## Written request
Drop the pictures from the entries below, then reproduce the rest exactly.

## Supplied material
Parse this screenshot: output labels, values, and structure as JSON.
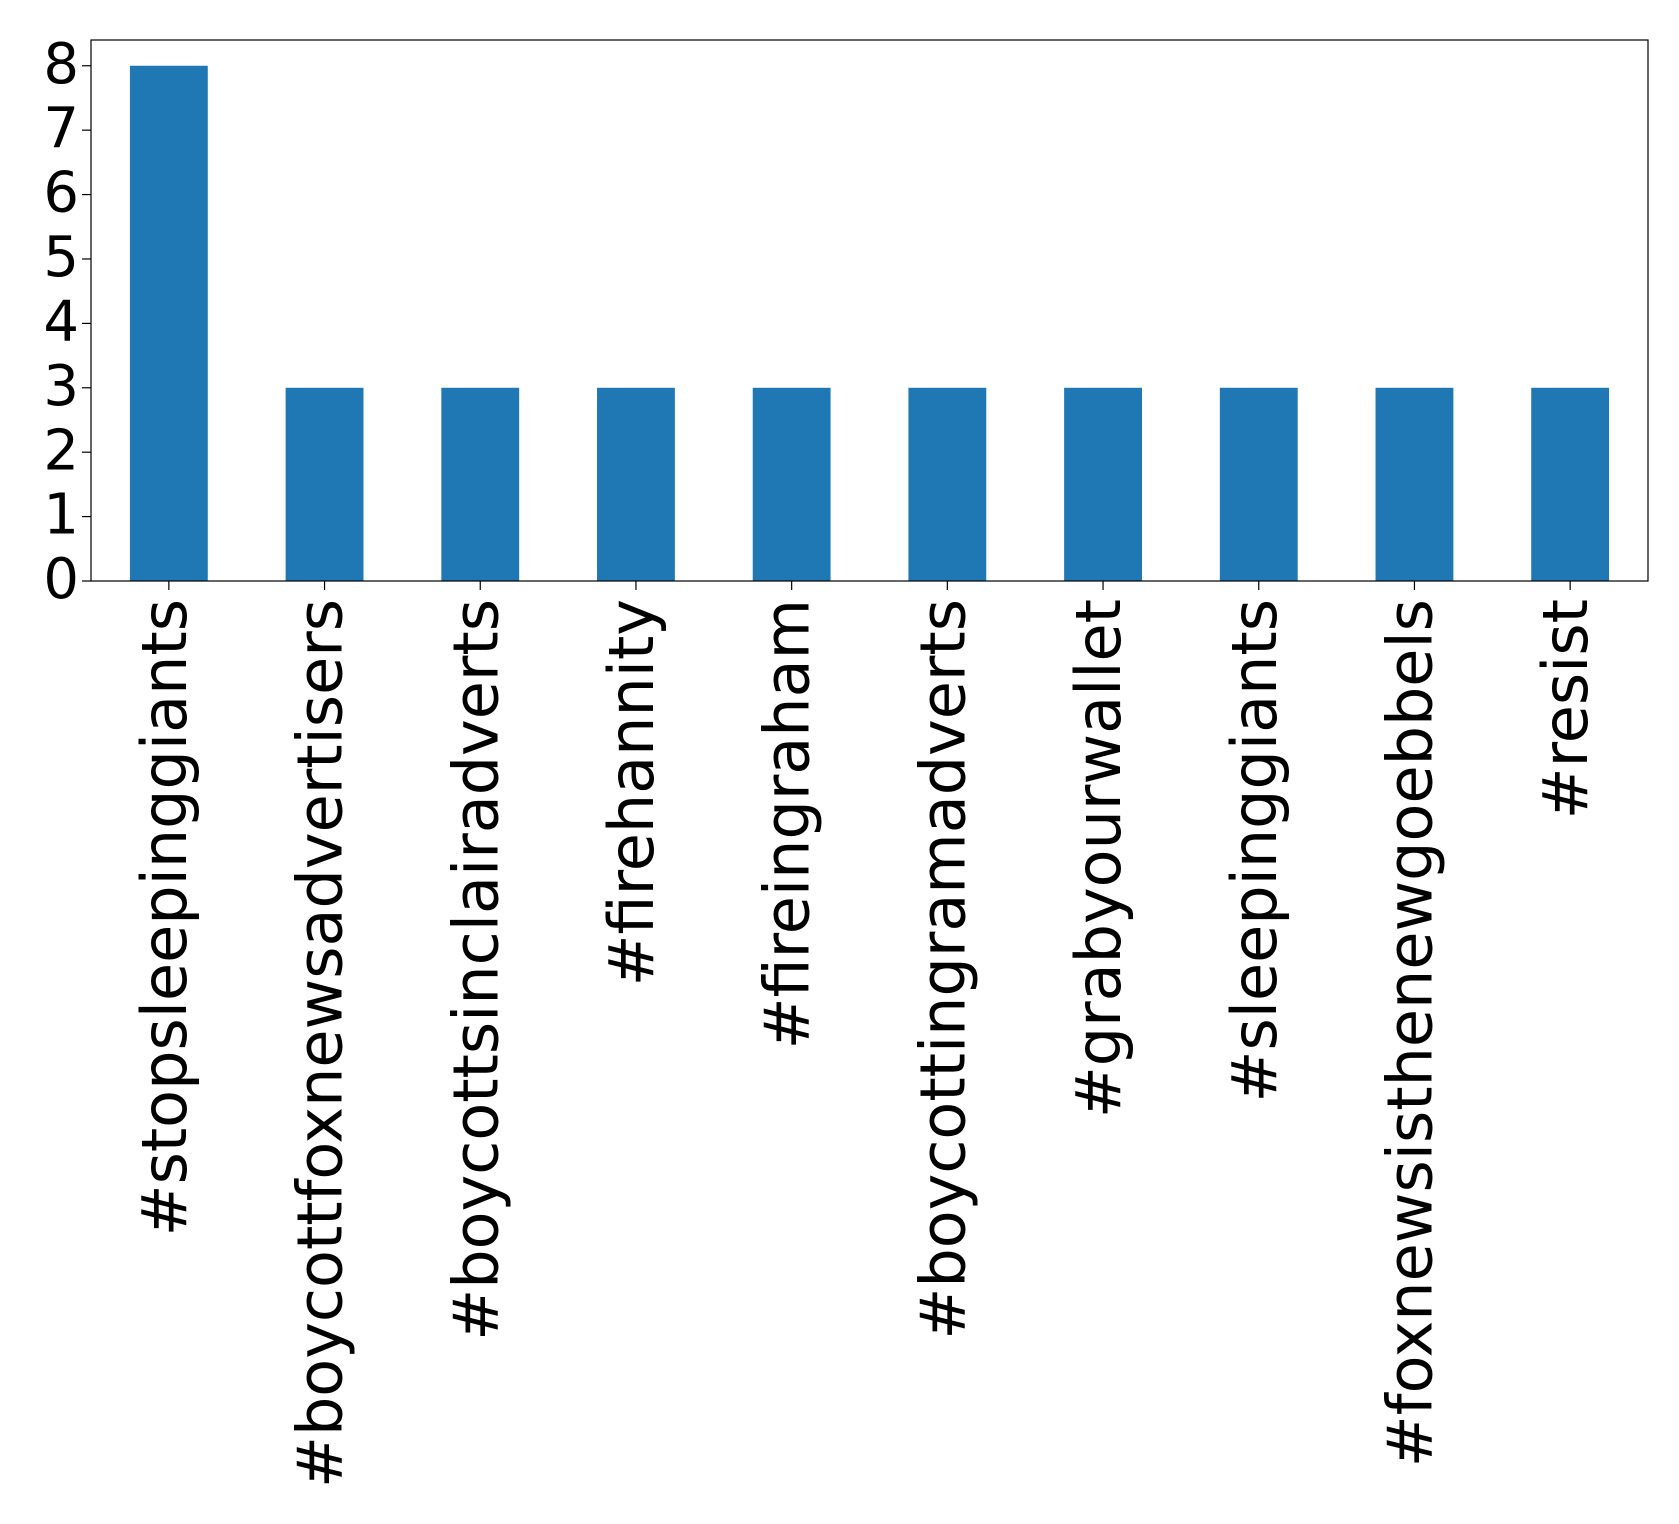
{
  "chart_data": {
    "type": "bar",
    "categories": [
      "#stopsleepinggiants",
      "#boycottfoxnewsadvertisers",
      "#boycottsinclairadverts",
      "#firehannity",
      "#fireingraham",
      "#boycottingramadverts",
      "#grabyourwallet",
      "#sleepinggiants",
      "#foxnewsisthenewgoebbels",
      "#resist"
    ],
    "values": [
      8,
      3,
      3,
      3,
      3,
      3,
      3,
      3,
      3,
      3
    ],
    "color": "#1f77b4",
    "ylim": [
      0,
      8.4
    ],
    "yticks": [
      0,
      1,
      2,
      3,
      4,
      5,
      6,
      7,
      8
    ],
    "grid": false
  }
}
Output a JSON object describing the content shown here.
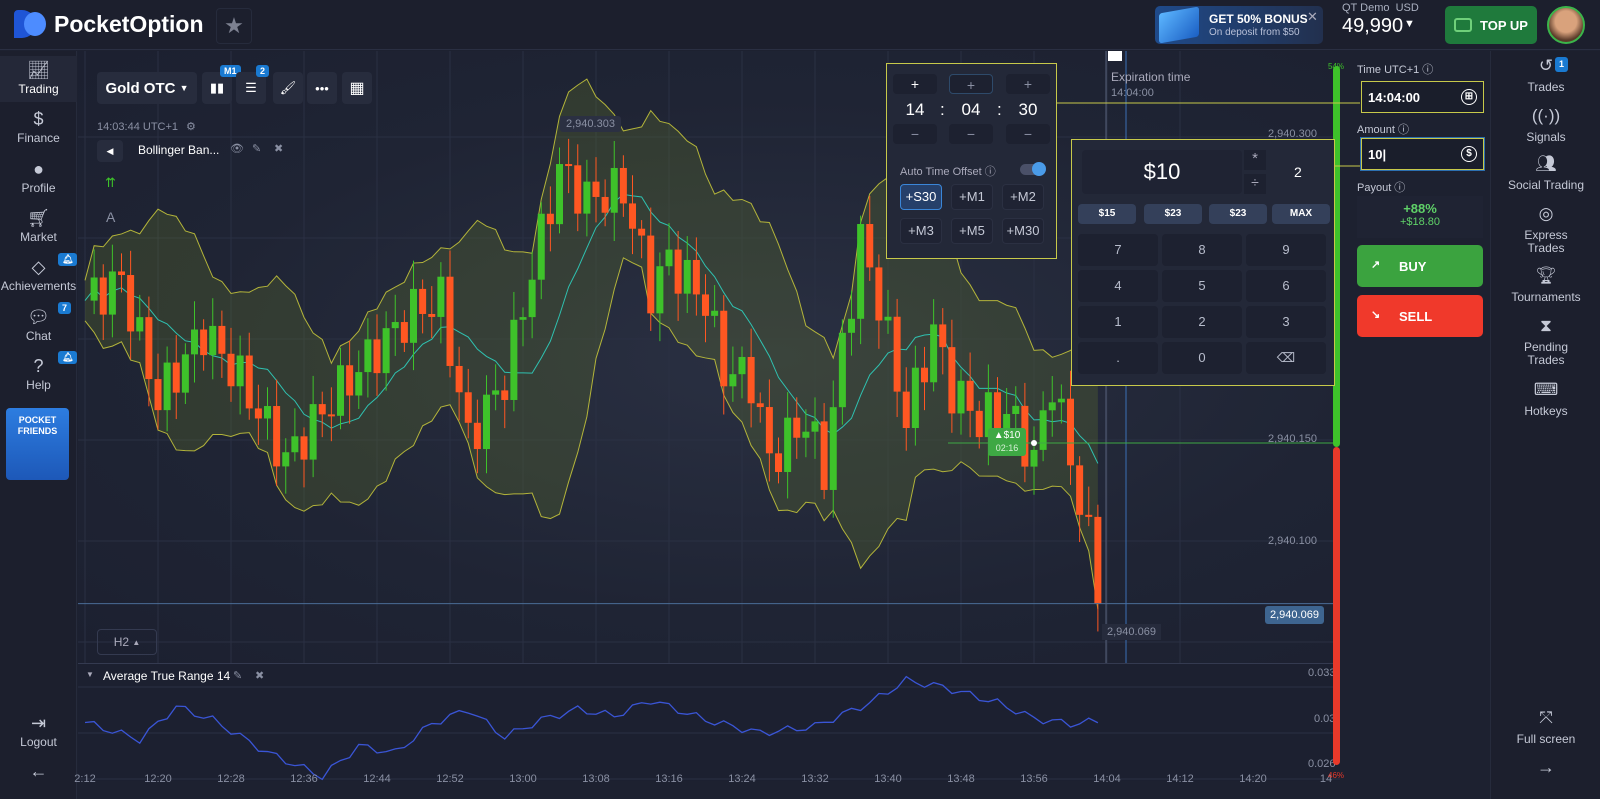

## Answer to this problem
Parse this screenshot: output labels, values, and structure as JSON.
{
  "chart_data": {
    "type": "bar",
    "categories": [
      "#stopsleepinggiants",
      "#boycottfoxnewsadvertisers",
      "#boycottsinclairadverts",
      "#firehannity",
      "#fireingraham",
      "#boycottingramadverts",
      "#grabyourwallet",
      "#sleepinggiants",
      "#foxnewsisthenewgoebbels",
      "#resist"
    ],
    "values": [
      8,
      3,
      3,
      3,
      3,
      3,
      3,
      3,
      3,
      3
    ],
    "color": "#1f77b4",
    "ylim": [
      0,
      8.4
    ],
    "yticks": [
      0,
      1,
      2,
      3,
      4,
      5,
      6,
      7,
      8
    ],
    "grid": false
  }
}
Output a JSON object describing the content shown here.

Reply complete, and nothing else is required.